**Job**
Show only lines that include "Pore".

**Given data**
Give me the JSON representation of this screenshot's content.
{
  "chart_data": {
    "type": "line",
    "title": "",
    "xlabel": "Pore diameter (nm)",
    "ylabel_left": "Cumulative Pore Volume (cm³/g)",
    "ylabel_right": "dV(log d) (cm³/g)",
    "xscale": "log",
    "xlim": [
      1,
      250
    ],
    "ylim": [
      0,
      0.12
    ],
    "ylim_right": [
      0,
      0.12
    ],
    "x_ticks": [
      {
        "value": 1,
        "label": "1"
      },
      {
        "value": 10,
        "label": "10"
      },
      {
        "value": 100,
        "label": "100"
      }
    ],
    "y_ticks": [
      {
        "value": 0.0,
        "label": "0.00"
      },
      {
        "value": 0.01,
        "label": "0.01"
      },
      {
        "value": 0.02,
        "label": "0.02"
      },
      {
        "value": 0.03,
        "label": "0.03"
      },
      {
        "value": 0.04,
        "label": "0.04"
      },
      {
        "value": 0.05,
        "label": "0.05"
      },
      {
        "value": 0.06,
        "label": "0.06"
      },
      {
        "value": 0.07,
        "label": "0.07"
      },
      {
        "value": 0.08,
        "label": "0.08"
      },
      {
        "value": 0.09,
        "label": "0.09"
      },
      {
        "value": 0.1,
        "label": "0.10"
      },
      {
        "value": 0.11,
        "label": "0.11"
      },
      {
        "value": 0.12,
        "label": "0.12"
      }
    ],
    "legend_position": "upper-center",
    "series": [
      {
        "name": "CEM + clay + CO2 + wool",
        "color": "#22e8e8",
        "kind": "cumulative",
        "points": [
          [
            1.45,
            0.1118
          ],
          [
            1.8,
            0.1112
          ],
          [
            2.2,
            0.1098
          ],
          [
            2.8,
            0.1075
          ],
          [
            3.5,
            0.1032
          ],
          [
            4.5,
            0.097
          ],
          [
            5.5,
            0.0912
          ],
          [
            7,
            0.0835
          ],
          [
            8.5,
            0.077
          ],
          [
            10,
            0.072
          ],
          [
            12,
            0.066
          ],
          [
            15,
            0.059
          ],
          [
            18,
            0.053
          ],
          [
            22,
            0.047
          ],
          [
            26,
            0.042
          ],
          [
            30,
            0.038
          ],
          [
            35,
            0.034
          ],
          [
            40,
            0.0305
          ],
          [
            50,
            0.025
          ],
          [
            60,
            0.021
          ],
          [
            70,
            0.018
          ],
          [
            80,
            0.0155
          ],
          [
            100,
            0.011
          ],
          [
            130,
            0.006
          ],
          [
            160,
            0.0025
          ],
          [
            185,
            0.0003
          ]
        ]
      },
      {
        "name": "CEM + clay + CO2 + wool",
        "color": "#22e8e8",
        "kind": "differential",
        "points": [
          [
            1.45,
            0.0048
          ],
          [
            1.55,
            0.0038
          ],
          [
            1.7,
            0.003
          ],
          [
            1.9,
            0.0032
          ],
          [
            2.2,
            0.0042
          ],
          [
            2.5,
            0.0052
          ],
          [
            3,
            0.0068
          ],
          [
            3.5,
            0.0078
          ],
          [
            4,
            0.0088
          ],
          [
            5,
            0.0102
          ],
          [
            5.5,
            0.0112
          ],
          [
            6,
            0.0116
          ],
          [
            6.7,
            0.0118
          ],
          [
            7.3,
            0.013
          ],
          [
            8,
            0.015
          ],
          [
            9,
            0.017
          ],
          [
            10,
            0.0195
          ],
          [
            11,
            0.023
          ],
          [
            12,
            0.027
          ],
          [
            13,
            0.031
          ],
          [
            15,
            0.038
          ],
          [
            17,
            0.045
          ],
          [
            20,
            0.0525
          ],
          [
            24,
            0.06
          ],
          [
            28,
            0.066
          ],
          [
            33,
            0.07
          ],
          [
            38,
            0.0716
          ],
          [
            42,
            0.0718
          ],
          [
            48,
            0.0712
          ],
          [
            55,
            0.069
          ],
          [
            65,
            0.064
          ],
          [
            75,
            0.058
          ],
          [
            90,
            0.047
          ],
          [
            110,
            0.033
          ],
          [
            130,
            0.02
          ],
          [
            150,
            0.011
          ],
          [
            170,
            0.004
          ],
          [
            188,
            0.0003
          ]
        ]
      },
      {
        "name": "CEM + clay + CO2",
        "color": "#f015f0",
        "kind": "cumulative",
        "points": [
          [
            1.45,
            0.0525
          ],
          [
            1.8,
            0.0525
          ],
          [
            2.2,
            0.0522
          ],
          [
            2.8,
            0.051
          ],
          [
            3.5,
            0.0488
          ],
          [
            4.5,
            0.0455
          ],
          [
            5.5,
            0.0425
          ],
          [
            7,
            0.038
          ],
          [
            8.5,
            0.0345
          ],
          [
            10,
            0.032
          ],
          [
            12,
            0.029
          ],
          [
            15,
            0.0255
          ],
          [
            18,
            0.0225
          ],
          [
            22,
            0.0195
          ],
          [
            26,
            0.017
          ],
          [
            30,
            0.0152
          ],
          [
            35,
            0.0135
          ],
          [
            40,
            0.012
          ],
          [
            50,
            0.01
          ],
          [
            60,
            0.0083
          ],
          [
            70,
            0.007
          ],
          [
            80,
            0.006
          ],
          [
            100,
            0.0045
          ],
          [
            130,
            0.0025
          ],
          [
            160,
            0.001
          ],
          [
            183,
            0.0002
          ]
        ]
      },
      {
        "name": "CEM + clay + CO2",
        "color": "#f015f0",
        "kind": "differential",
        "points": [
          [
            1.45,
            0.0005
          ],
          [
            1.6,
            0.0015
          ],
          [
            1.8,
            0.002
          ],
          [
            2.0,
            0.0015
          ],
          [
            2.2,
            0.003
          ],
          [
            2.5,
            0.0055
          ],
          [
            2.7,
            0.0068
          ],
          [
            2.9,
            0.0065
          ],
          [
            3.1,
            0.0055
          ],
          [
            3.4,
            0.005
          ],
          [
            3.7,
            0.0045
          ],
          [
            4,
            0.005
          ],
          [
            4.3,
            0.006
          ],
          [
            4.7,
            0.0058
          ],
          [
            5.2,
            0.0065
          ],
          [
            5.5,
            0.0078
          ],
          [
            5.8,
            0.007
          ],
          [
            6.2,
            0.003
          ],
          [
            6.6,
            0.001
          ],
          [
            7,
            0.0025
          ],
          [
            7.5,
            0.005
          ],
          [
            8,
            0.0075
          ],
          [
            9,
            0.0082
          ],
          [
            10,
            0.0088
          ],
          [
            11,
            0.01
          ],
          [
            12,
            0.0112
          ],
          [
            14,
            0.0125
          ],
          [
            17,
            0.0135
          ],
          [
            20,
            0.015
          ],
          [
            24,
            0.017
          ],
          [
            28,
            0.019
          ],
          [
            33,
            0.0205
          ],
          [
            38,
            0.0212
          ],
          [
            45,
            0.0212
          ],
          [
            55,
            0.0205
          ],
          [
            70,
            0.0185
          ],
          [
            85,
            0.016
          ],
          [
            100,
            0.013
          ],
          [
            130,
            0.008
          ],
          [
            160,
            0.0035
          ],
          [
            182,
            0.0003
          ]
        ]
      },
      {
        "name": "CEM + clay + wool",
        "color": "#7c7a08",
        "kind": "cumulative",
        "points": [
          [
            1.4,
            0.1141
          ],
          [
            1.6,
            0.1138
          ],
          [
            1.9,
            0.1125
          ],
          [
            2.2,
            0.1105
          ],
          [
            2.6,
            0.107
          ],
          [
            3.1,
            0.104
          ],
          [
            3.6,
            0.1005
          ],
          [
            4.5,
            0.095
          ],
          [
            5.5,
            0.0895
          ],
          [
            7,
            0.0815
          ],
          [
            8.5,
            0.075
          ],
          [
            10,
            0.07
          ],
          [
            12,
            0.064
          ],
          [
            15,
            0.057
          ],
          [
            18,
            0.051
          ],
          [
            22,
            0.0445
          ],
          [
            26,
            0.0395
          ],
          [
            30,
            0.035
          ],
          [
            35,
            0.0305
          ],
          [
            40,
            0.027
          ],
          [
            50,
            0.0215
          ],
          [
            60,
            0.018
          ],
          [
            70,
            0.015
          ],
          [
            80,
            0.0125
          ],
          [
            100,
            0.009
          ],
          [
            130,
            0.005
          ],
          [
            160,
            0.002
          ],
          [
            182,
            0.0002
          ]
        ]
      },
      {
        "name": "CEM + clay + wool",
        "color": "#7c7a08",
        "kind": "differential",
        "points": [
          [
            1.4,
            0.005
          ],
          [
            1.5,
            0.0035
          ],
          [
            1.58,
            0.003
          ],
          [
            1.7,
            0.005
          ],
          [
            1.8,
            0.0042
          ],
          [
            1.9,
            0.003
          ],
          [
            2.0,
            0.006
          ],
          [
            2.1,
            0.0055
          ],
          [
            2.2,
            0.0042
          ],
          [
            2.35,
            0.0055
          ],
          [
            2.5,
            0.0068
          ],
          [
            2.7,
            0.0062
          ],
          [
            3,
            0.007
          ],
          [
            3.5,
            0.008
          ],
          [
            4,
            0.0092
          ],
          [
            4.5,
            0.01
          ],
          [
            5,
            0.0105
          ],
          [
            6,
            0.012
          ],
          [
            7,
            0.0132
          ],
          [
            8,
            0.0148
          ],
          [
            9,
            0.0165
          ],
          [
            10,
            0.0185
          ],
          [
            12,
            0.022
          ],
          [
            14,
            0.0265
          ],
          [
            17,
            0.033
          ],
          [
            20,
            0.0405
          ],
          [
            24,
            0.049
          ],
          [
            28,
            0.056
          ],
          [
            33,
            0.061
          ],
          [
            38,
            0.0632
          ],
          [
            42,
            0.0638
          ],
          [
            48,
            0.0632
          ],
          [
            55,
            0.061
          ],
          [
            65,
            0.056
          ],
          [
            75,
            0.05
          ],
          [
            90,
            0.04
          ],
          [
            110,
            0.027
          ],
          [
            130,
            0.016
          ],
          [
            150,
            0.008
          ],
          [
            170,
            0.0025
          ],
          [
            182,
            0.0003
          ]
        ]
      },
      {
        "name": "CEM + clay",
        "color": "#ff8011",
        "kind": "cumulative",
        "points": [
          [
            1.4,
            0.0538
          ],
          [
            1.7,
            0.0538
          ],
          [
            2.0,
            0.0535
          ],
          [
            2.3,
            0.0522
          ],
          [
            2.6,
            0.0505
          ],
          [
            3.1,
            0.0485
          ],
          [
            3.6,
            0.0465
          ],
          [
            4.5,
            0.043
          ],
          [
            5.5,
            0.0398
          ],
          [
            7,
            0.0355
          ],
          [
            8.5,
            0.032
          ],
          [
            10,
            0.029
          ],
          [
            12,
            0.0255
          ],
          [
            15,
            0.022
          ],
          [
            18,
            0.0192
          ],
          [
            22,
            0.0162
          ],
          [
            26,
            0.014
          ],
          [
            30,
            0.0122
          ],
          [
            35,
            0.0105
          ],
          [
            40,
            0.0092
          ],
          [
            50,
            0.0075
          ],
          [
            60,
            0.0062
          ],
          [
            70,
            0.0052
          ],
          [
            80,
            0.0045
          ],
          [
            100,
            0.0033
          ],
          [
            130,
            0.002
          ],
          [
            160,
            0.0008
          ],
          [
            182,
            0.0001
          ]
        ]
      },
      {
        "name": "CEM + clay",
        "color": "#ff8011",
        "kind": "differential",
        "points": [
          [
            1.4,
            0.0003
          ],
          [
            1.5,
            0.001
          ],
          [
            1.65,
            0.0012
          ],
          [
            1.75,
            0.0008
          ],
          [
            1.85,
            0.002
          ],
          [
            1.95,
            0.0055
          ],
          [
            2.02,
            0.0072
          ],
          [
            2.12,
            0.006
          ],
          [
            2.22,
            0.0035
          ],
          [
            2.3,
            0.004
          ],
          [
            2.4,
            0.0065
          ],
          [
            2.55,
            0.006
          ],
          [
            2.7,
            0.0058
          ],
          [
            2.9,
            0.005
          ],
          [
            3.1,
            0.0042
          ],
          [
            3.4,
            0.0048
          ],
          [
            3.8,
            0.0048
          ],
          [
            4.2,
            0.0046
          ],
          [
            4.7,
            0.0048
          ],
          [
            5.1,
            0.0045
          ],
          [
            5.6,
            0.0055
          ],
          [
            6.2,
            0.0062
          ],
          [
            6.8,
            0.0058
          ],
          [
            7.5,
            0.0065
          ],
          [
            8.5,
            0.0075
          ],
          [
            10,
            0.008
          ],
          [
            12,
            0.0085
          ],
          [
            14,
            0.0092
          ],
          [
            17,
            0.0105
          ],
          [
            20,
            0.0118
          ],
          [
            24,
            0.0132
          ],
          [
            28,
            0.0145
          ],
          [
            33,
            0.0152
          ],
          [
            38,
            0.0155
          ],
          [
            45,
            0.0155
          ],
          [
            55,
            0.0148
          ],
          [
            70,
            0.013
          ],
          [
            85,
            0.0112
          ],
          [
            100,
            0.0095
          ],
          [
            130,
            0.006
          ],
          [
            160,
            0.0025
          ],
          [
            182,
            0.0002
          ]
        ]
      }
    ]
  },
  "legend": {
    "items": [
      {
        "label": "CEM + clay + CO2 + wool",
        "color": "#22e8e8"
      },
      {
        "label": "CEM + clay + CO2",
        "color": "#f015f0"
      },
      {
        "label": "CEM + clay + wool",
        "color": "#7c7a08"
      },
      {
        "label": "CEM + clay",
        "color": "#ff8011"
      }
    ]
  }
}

**Answer to this task**
    "xlabel": "Pore diameter (nm)",
    "ylabel_left": "Cumulative Pore Volume (cm³/g)",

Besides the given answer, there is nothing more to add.